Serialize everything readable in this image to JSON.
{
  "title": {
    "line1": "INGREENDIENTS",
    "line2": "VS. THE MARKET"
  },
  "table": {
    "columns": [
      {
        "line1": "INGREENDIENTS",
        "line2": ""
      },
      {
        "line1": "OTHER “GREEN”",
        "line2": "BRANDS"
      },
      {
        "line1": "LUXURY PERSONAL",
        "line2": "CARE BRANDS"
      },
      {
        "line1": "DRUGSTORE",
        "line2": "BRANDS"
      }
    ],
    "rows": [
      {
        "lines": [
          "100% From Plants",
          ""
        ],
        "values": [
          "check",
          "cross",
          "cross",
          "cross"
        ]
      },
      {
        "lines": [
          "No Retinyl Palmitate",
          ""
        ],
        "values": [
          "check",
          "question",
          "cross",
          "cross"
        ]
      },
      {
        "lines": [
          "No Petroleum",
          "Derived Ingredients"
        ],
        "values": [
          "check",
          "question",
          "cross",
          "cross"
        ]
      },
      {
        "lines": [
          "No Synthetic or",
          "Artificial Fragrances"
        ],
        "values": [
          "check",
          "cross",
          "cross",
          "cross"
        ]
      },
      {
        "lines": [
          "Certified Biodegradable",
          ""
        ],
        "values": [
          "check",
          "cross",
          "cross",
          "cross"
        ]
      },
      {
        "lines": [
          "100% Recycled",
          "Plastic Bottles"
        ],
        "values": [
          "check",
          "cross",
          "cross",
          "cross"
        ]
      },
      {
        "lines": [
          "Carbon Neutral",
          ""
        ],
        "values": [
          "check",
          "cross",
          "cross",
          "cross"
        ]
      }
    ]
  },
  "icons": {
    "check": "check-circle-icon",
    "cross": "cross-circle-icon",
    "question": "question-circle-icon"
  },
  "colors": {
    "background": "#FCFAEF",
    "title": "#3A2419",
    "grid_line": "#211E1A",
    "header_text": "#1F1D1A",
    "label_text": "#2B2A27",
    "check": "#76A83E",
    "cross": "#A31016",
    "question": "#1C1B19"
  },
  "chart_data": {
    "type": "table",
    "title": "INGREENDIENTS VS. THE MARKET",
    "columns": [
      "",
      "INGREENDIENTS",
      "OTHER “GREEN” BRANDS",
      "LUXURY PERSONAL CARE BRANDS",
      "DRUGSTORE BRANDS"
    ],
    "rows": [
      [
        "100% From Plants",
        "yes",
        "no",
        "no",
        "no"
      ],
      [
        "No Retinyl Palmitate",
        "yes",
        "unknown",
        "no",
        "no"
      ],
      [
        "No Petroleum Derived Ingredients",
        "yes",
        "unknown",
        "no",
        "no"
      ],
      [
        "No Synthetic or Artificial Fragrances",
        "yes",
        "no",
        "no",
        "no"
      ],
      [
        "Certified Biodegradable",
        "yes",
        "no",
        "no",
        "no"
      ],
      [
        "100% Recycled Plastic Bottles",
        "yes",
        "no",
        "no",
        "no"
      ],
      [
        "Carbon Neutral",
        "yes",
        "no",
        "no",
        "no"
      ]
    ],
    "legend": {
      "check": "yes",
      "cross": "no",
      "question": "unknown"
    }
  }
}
────
Written task: Gather every line from the listing above in which "Plastic" appears, and copy those lines.

Result of the exercise:
          "Plastic Bottles"
        "100% Recycled Plastic Bottles",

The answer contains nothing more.